Given exercise: Go through the records and give each one again exactly.

Data section:
_ _ _ _ _ _ _
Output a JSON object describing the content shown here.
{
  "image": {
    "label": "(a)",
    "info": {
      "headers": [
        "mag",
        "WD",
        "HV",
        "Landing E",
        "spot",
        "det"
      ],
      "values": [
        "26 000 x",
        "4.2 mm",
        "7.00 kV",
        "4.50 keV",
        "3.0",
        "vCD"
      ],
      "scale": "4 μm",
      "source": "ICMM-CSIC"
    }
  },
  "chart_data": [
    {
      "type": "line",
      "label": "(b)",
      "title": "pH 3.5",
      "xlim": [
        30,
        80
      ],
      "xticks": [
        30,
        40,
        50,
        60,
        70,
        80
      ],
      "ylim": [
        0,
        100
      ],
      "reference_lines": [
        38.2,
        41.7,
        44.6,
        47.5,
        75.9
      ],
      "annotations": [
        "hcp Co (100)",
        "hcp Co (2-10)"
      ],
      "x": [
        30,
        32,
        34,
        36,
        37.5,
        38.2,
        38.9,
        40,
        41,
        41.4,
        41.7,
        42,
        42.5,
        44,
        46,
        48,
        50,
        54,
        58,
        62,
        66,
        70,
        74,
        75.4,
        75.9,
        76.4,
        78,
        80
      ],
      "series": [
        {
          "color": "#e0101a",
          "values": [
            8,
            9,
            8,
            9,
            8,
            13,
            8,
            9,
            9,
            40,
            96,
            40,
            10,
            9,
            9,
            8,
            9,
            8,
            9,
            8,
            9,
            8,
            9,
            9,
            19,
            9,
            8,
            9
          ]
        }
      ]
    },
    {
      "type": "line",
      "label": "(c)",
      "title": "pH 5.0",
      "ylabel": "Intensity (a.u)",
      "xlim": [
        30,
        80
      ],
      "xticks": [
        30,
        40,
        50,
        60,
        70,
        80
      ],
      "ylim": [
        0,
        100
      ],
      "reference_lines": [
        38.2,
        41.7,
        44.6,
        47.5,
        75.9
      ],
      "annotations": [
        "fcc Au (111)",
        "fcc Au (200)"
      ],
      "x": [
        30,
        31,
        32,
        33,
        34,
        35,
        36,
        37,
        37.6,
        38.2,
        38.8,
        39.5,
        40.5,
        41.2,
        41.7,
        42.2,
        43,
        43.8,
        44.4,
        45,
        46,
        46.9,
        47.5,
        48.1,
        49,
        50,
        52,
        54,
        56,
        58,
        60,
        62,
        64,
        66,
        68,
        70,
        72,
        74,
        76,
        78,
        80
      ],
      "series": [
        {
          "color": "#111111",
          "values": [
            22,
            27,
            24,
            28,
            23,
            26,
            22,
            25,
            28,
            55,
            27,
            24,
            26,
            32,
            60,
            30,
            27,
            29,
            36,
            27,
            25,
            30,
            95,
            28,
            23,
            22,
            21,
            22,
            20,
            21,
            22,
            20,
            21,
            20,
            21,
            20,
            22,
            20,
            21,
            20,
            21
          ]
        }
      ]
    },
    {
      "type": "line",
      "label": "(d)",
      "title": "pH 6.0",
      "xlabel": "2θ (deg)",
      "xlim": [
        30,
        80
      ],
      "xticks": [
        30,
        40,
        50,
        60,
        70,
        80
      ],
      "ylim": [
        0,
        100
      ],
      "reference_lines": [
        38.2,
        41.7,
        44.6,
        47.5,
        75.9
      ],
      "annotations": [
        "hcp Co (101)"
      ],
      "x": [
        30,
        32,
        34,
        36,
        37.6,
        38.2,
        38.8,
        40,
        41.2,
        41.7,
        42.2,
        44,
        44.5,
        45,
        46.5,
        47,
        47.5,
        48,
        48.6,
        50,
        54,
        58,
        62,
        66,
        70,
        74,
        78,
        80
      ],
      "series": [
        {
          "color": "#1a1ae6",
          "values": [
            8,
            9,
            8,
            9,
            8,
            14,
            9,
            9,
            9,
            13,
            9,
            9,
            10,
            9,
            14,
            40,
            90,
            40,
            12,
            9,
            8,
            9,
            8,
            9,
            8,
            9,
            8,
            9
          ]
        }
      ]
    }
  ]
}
_ _ _ _ _ _ _
Task solution:
Output a JSON object describing the content shown here.
{
  "image": {
    "label": "(a)",
    "info": {
      "headers": [
        "mag",
        "WD",
        "HV",
        "Landing E",
        "spot",
        "det"
      ],
      "values": [
        "26 000 x",
        "4.2 mm",
        "7.00 kV",
        "4.50 keV",
        "3.0",
        "vCD"
      ],
      "scale": "4 μm",
      "source": "ICMM-CSIC"
    }
  },
  "chart_data": [
    {
      "type": "line",
      "label": "(b)",
      "title": "pH 3.5",
      "xlim": [
        30,
        80
      ],
      "xticks": [
        30,
        40,
        50,
        60,
        70,
        80
      ],
      "ylim": [
        0,
        100
      ],
      "reference_lines": [
        38.2,
        41.7,
        44.6,
        47.5,
        75.9
      ],
      "annotations": [
        "hcp Co (100)",
        "hcp Co (2-10)"
      ],
      "x": [
        30,
        32,
        34,
        36,
        37.5,
        38.2,
        38.9,
        40,
        41,
        41.4,
        41.7,
        42,
        42.5,
        44,
        46,
        48,
        50,
        54,
        58,
        62,
        66,
        70,
        74,
        75.4,
        75.9,
        76.4,
        78,
        80
      ],
      "series": [
        {
          "color": "#e0101a",
          "values": [
            8,
            9,
            8,
            9,
            8,
            13,
            8,
            9,
            9,
            40,
            96,
            40,
            10,
            9,
            9,
            8,
            9,
            8,
            9,
            8,
            9,
            8,
            9,
            9,
            19,
            9,
            8,
            9
          ]
        }
      ]
    },
    {
      "type": "line",
      "label": "(c)",
      "title": "pH 5.0",
      "ylabel": "Intensity (a.u)",
      "xlim": [
        30,
        80
      ],
      "xticks": [
        30,
        40,
        50,
        60,
        70,
        80
      ],
      "ylim": [
        0,
        100
      ],
      "reference_lines": [
        38.2,
        41.7,
        44.6,
        47.5,
        75.9
      ],
      "annotations": [
        "fcc Au (111)",
        "fcc Au (200)"
      ],
      "x": [
        30,
        31,
        32,
        33,
        34,
        35,
        36,
        37,
        37.6,
        38.2,
        38.8,
        39.5,
        40.5,
        41.2,
        41.7,
        42.2,
        43,
        43.8,
        44.4,
        45,
        46,
        46.9,
        47.5,
        48.1,
        49,
        50,
        52,
        54,
        56,
        58,
        60,
        62,
        64,
        66,
        68,
        70,
        72,
        74,
        76,
        78,
        80
      ],
      "series": [
        {
          "color": "#111111",
          "values": [
            22,
            27,
            24,
            28,
            23,
            26,
            22,
            25,
            28,
            55,
            27,
            24,
            26,
            32,
            60,
            30,
            27,
            29,
            36,
            27,
            25,
            30,
            95,
            28,
            23,
            22,
            21,
            22,
            20,
            21,
            22,
            20,
            21,
            20,
            21,
            20,
            22,
            20,
            21,
            20,
            21
          ]
        }
      ]
    },
    {
      "type": "line",
      "label": "(d)",
      "title": "pH 6.0",
      "xlabel": "2θ (deg)",
      "xlim": [
        30,
        80
      ],
      "xticks": [
        30,
        40,
        50,
        60,
        70,
        80
      ],
      "ylim": [
        0,
        100
      ],
      "reference_lines": [
        38.2,
        41.7,
        44.6,
        47.5,
        75.9
      ],
      "annotations": [
        "hcp Co (101)"
      ],
      "x": [
        30,
        32,
        34,
        36,
        37.6,
        38.2,
        38.8,
        40,
        41.2,
        41.7,
        42.2,
        44,
        44.5,
        45,
        46.5,
        47,
        47.5,
        48,
        48.6,
        50,
        54,
        58,
        62,
        66,
        70,
        74,
        78,
        80
      ],
      "series": [
        {
          "color": "#1a1ae6",
          "values": [
            8,
            9,
            8,
            9,
            8,
            14,
            9,
            9,
            9,
            13,
            9,
            9,
            10,
            9,
            14,
            40,
            90,
            40,
            12,
            9,
            8,
            9,
            8,
            9,
            8,
            9,
            8,
            9
          ]
        }
      ]
    }
  ]
}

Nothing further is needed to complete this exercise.